* Instructions for the task *
Which lines of the records contain "subtitle"? Collect every one of them.
***
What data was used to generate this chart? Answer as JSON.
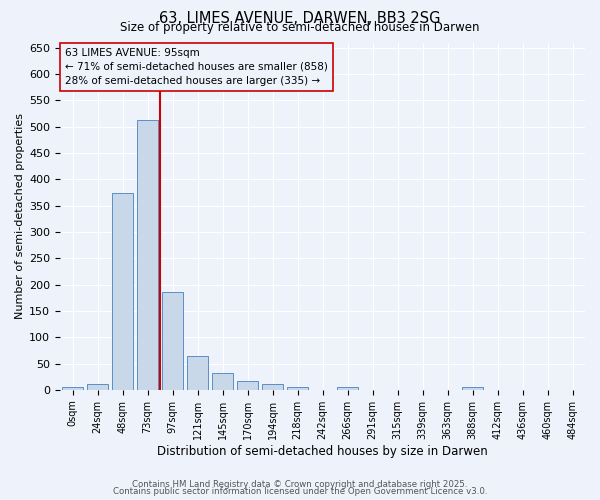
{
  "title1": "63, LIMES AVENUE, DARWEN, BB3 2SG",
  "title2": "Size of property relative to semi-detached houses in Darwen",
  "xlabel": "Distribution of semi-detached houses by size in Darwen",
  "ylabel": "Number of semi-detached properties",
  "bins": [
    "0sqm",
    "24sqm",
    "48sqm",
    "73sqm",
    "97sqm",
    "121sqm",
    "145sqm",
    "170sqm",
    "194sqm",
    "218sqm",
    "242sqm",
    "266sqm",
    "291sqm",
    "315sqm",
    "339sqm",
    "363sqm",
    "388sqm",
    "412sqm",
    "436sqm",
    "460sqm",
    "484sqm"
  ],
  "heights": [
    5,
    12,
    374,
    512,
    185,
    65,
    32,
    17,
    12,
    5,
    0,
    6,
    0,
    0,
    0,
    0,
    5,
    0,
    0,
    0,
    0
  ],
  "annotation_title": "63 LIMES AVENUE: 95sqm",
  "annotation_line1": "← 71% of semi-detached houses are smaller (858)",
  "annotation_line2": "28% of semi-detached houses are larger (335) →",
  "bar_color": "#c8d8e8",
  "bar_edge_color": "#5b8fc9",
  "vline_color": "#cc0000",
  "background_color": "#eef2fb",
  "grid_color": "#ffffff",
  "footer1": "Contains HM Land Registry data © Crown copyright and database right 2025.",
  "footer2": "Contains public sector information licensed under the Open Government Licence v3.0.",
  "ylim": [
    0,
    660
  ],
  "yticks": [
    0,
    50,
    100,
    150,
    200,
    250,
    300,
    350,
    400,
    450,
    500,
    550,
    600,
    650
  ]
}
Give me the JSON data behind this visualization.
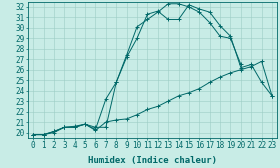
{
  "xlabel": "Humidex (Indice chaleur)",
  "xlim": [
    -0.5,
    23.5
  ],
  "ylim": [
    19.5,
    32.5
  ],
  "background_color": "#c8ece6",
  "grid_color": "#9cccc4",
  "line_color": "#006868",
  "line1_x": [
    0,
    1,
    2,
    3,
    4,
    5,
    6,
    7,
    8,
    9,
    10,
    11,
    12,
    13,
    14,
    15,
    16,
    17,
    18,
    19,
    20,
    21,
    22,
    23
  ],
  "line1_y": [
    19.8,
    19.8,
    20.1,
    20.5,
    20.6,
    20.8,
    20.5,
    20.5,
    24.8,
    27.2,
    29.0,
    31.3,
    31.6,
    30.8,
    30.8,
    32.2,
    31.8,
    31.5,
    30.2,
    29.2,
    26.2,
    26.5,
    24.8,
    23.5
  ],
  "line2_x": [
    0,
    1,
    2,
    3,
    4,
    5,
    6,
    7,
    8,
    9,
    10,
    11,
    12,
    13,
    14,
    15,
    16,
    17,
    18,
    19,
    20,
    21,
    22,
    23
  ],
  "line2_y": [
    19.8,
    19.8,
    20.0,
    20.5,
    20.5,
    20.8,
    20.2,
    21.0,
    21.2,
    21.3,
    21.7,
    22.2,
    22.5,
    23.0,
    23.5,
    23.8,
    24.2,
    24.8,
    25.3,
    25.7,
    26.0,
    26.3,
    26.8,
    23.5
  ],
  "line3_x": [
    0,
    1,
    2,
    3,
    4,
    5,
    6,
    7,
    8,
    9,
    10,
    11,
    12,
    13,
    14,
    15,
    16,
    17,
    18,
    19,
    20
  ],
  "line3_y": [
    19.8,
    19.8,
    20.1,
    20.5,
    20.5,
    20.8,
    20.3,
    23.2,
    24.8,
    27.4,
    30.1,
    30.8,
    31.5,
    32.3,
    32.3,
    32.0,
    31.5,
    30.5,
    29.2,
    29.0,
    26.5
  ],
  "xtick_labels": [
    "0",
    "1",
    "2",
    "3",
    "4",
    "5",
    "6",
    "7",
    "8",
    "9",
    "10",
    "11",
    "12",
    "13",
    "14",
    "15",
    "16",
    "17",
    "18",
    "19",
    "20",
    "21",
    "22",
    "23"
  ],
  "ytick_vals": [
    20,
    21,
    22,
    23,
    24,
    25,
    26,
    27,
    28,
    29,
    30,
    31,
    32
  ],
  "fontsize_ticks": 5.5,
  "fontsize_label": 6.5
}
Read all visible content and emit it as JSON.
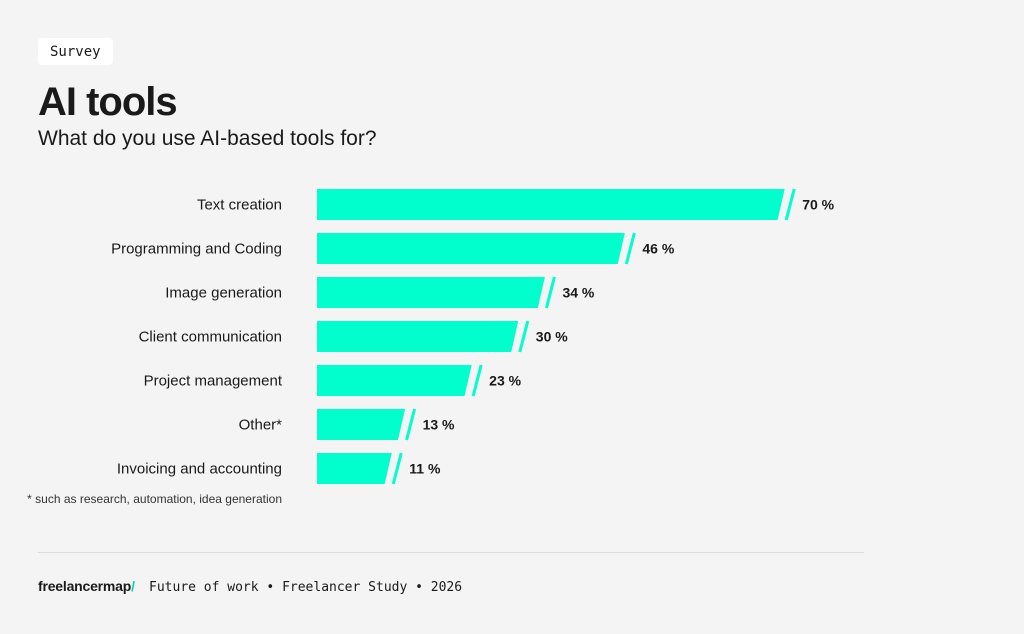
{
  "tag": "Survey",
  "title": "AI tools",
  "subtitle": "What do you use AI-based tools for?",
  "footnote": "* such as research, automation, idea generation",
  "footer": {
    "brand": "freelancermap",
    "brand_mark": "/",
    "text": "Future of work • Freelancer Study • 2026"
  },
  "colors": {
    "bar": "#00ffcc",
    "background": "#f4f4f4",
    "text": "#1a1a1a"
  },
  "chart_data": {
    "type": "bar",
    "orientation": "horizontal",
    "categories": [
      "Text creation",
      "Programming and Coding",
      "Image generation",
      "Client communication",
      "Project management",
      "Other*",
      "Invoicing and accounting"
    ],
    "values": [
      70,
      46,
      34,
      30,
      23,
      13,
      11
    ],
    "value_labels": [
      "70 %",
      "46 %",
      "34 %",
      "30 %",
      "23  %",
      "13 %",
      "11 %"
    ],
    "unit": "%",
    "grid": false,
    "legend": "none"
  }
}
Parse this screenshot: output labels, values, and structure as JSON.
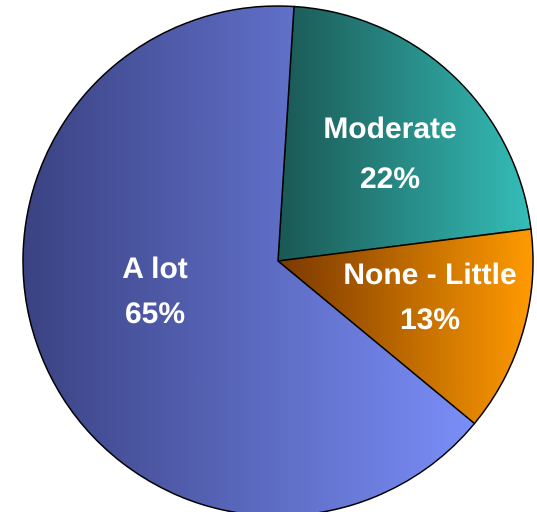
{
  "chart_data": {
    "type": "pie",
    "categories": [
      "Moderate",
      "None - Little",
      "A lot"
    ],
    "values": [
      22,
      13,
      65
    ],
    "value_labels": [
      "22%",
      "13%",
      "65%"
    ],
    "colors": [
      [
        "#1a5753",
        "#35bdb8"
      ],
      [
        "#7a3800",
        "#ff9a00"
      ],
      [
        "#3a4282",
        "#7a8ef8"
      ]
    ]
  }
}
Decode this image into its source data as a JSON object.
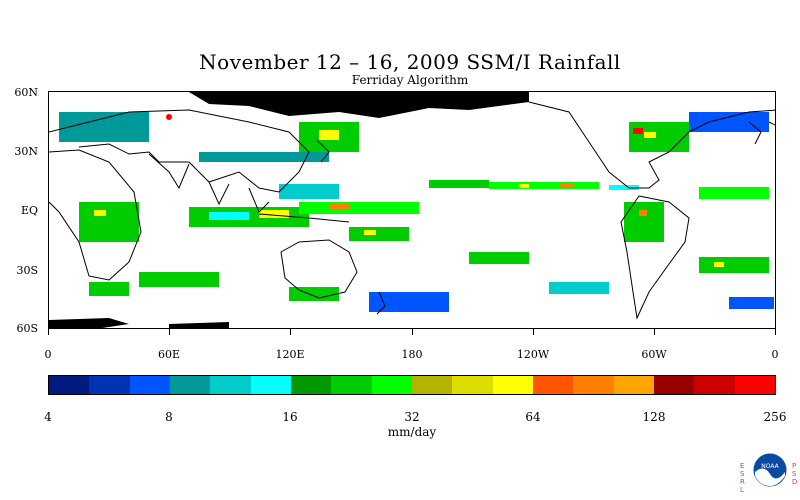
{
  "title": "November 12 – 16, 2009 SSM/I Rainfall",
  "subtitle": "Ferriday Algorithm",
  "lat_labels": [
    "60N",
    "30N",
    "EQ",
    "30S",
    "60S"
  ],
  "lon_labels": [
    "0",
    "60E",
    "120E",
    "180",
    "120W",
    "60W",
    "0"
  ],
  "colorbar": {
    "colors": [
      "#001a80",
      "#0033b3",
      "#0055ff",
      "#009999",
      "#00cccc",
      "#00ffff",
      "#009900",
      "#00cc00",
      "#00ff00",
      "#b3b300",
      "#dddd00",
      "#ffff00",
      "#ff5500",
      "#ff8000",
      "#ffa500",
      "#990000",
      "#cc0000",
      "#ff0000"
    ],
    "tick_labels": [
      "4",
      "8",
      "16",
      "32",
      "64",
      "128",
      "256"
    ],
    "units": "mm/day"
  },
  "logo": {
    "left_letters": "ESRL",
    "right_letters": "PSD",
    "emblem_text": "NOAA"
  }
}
***
* Exercise output *
  "subtitle": "What do you use AI-based tools for?",
  "subtitle": "Ferriday Algorithm",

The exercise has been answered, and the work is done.